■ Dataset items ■
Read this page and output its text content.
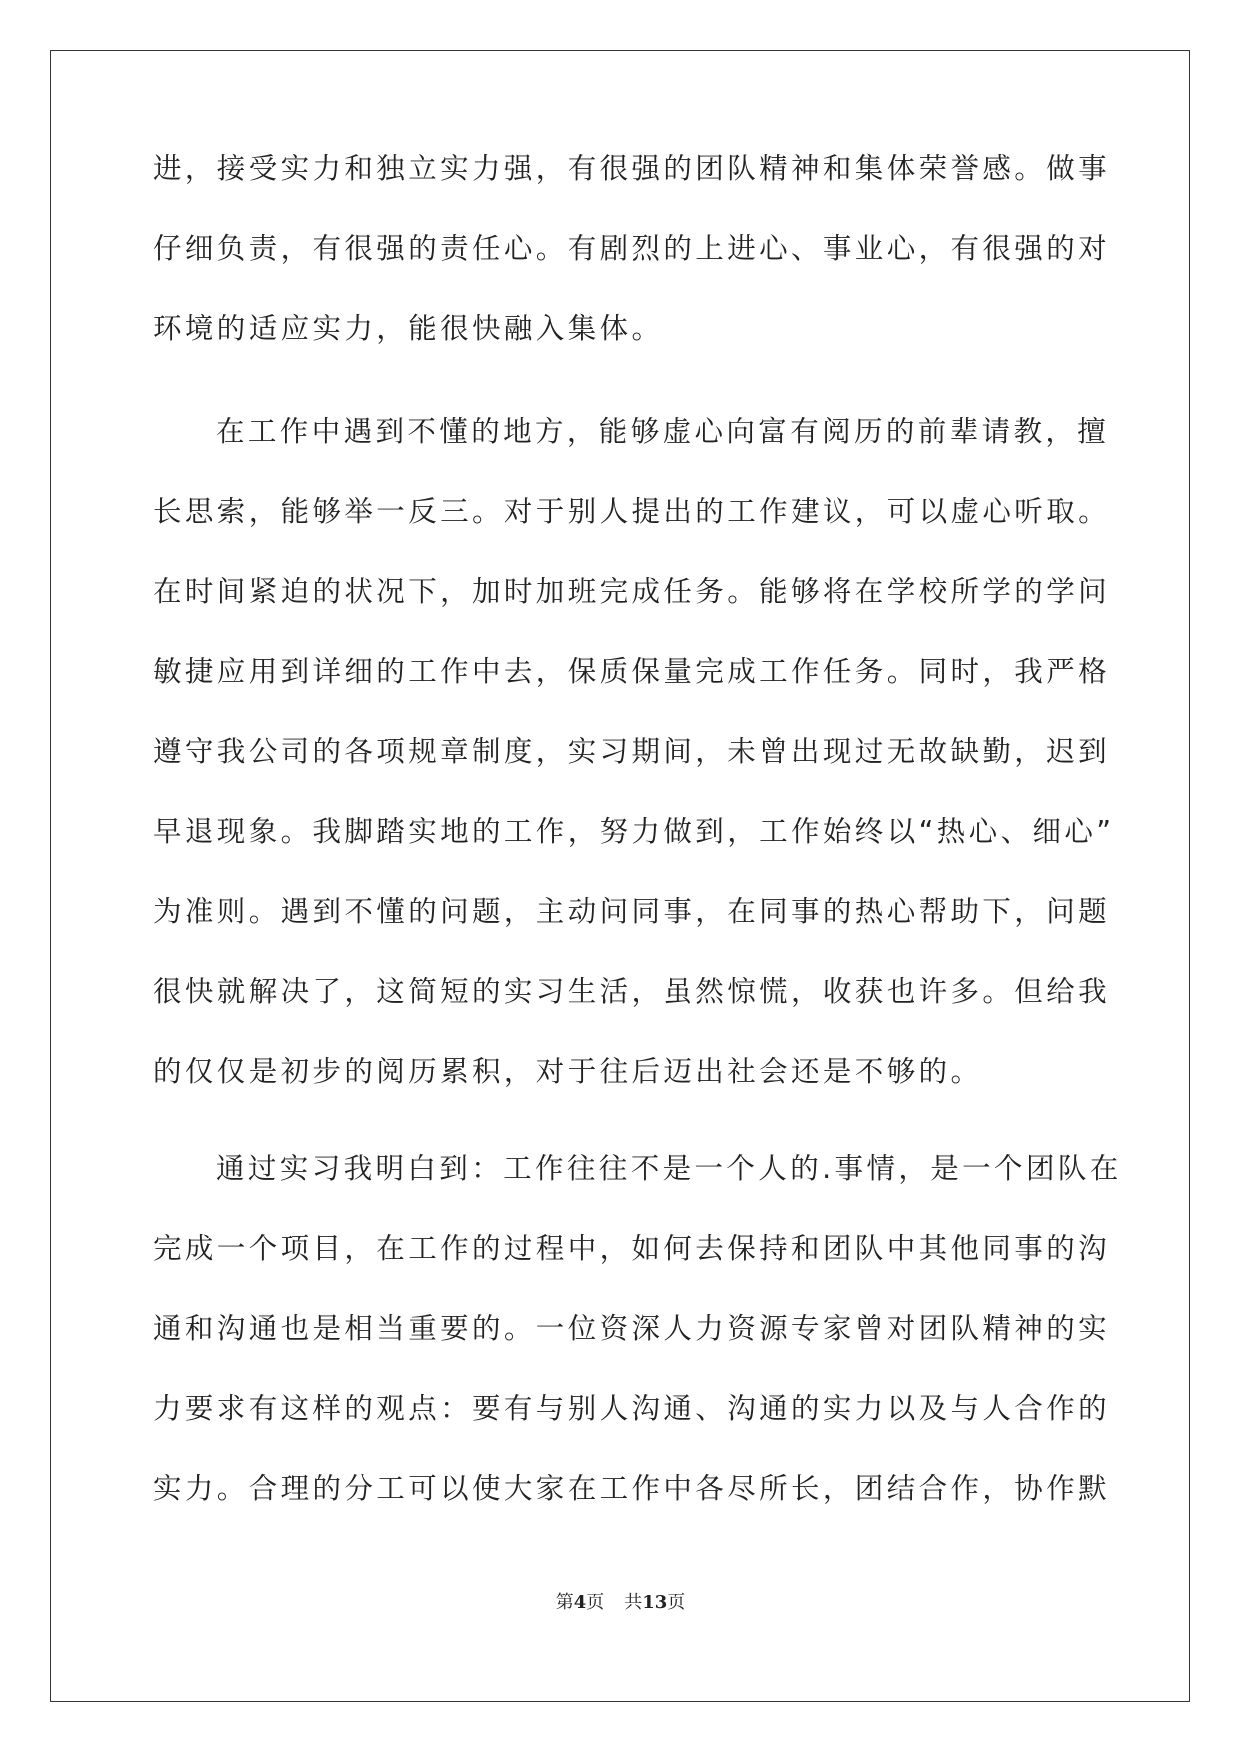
进，接受实力和独立实力强，有很强的团队精神和集体荣誉感。做事
仔细负责，有很强的责任心。有剧烈的上进心、事业心，有很强的对
环境的适应实力，能很快融入集体。
在工作中遇到不懂的地方，能够虚心向富有阅历的前辈请教，擅
长思索，能够举一反三。对于别人提出的工作建议，可以虚心听取。
在时间紧迫的状况下，加时加班完成任务。能够将在学校所学的学问
敏捷应用到详细的工作中去，保质保量完成工作任务。同时，我严格
遵守我公司的各项规章制度，实习期间，未曾出现过无故缺勤，迟到
早退现象。我脚踏实地的工作，努力做到，工作始终以“热心、细心”
为准则。遇到不懂的问题，主动问同事，在同事的热心帮助下，问题
很快就解决了，这简短的实习生活，虽然惊慌，收获也许多。但给我
的仅仅是初步的阅历累积，对于往后迈出社会还是不够的。
通过实习我明白到：工作往往不是一个人的.事情，是一个团队在
完成一个项目，在工作的过程中，如何去保持和团队中其他同事的沟
通和沟通也是相当重要的。一位资深人力资源专家曾对团队精神的实
力要求有这样的观点：要有与别人沟通、沟通的实力以及与人合作的
实力。合理的分工可以使大家在工作中各尽所长，团结合作，协作默
第4页 共13页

■ DO THIS ■
Make an exact copy of the data above, pictures excluded.

■ EXERCISE ANSWER ■
Read this page and output its text content.
进，接受实力和独立实力强，有很强的团队精神和集体荣誉感。做事
仔细负责，有很强的责任心。有剧烈的上进心、事业心，有很强的对
环境的适应实力，能很快融入集体。
在工作中遇到不懂的地方，能够虚心向富有阅历的前辈请教，擅
长思索，能够举一反三。对于别人提出的工作建议，可以虚心听取。
在时间紧迫的状况下，加时加班完成任务。能够将在学校所学的学问
敏捷应用到详细的工作中去，保质保量完成工作任务。同时，我严格
遵守我公司的各项规章制度，实习期间，未曾出现过无故缺勤，迟到
早退现象。我脚踏实地的工作，努力做到，工作始终以“热心、细心”
为准则。遇到不懂的问题，主动问同事，在同事的热心帮助下，问题
很快就解决了，这简短的实习生活，虽然惊慌，收获也许多。但给我
的仅仅是初步的阅历累积，对于往后迈出社会还是不够的。
通过实习我明白到：工作往往不是一个人的.事情，是一个团队在
完成一个项目，在工作的过程中，如何去保持和团队中其他同事的沟
通和沟通也是相当重要的。一位资深人力资源专家曾对团队精神的实
力要求有这样的观点：要有与别人沟通、沟通的实力以及与人合作的
实力。合理的分工可以使大家在工作中各尽所长，团结合作，协作默
第4页 共13页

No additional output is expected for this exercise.